= EXERCISE OBJECTIVE =
Copy every record below, exactly as written.
------ RECORD SET
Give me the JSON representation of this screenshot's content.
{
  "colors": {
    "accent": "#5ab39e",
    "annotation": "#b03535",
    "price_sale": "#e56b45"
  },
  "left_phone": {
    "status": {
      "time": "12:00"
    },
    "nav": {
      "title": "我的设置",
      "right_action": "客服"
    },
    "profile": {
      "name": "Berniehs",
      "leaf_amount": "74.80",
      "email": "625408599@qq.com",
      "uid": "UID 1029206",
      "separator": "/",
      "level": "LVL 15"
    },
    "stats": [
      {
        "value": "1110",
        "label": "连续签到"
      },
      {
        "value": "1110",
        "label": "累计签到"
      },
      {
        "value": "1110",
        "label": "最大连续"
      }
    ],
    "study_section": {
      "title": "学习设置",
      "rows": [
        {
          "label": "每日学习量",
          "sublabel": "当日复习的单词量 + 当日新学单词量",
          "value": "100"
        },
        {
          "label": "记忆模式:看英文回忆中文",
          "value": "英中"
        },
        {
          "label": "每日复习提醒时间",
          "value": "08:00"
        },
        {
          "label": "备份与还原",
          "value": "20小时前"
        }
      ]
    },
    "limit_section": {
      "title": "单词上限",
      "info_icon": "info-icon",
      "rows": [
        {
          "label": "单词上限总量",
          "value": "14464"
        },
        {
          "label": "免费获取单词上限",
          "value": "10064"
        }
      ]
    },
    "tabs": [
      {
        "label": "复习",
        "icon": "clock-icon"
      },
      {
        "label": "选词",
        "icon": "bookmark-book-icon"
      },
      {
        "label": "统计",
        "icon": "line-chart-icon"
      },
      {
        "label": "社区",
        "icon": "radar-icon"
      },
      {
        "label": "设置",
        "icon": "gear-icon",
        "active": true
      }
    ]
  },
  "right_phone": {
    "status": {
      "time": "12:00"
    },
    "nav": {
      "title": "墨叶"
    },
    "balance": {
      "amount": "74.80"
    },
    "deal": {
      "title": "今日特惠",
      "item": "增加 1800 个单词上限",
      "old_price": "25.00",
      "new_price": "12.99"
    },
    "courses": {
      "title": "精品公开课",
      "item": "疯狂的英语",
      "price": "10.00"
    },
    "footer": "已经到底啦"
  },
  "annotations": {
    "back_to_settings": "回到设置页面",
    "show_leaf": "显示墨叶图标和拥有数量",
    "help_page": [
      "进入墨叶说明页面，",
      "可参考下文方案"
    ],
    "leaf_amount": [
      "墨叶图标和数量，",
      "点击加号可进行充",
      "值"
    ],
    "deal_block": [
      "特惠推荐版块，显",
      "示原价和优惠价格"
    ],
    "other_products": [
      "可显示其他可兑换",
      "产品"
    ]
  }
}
------------
= RESPONSE TO THIS TASK =
Give me the JSON representation of this screenshot's content.
{
  "colors": {
    "accent": "#5ab39e",
    "annotation": "#b03535",
    "price_sale": "#e56b45"
  },
  "left_phone": {
    "status": {
      "time": "12:00"
    },
    "nav": {
      "title": "我的设置",
      "right_action": "客服"
    },
    "profile": {
      "name": "Berniehs",
      "leaf_amount": "74.80",
      "email": "625408599@qq.com",
      "uid": "UID 1029206",
      "separator": "/",
      "level": "LVL 15"
    },
    "stats": [
      {
        "value": "1110",
        "label": "连续签到"
      },
      {
        "value": "1110",
        "label": "累计签到"
      },
      {
        "value": "1110",
        "label": "最大连续"
      }
    ],
    "study_section": {
      "title": "学习设置",
      "rows": [
        {
          "label": "每日学习量",
          "sublabel": "当日复习的单词量 + 当日新学单词量",
          "value": "100"
        },
        {
          "label": "记忆模式:看英文回忆中文",
          "value": "英中"
        },
        {
          "label": "每日复习提醒时间",
          "value": "08:00"
        },
        {
          "label": "备份与还原",
          "value": "20小时前"
        }
      ]
    },
    "limit_section": {
      "title": "单词上限",
      "info_icon": "info-icon",
      "rows": [
        {
          "label": "单词上限总量",
          "value": "14464"
        },
        {
          "label": "免费获取单词上限",
          "value": "10064"
        }
      ]
    },
    "tabs": [
      {
        "label": "复习",
        "icon": "clock-icon"
      },
      {
        "label": "选词",
        "icon": "bookmark-book-icon"
      },
      {
        "label": "统计",
        "icon": "line-chart-icon"
      },
      {
        "label": "社区",
        "icon": "radar-icon"
      },
      {
        "label": "设置",
        "icon": "gear-icon",
        "active": true
      }
    ]
  },
  "right_phone": {
    "status": {
      "time": "12:00"
    },
    "nav": {
      "title": "墨叶"
    },
    "balance": {
      "amount": "74.80"
    },
    "deal": {
      "title": "今日特惠",
      "item": "增加 1800 个单词上限",
      "old_price": "25.00",
      "new_price": "12.99"
    },
    "courses": {
      "title": "精品公开课",
      "item": "疯狂的英语",
      "price": "10.00"
    },
    "footer": "已经到底啦"
  },
  "annotations": {
    "back_to_settings": "回到设置页面",
    "show_leaf": "显示墨叶图标和拥有数量",
    "help_page": [
      "进入墨叶说明页面，",
      "可参考下文方案"
    ],
    "leaf_amount": [
      "墨叶图标和数量，",
      "点击加号可进行充",
      "值"
    ],
    "deal_block": [
      "特惠推荐版块，显",
      "示原价和优惠价格"
    ],
    "other_products": [
      "可显示其他可兑换",
      "产品"
    ]
  }
}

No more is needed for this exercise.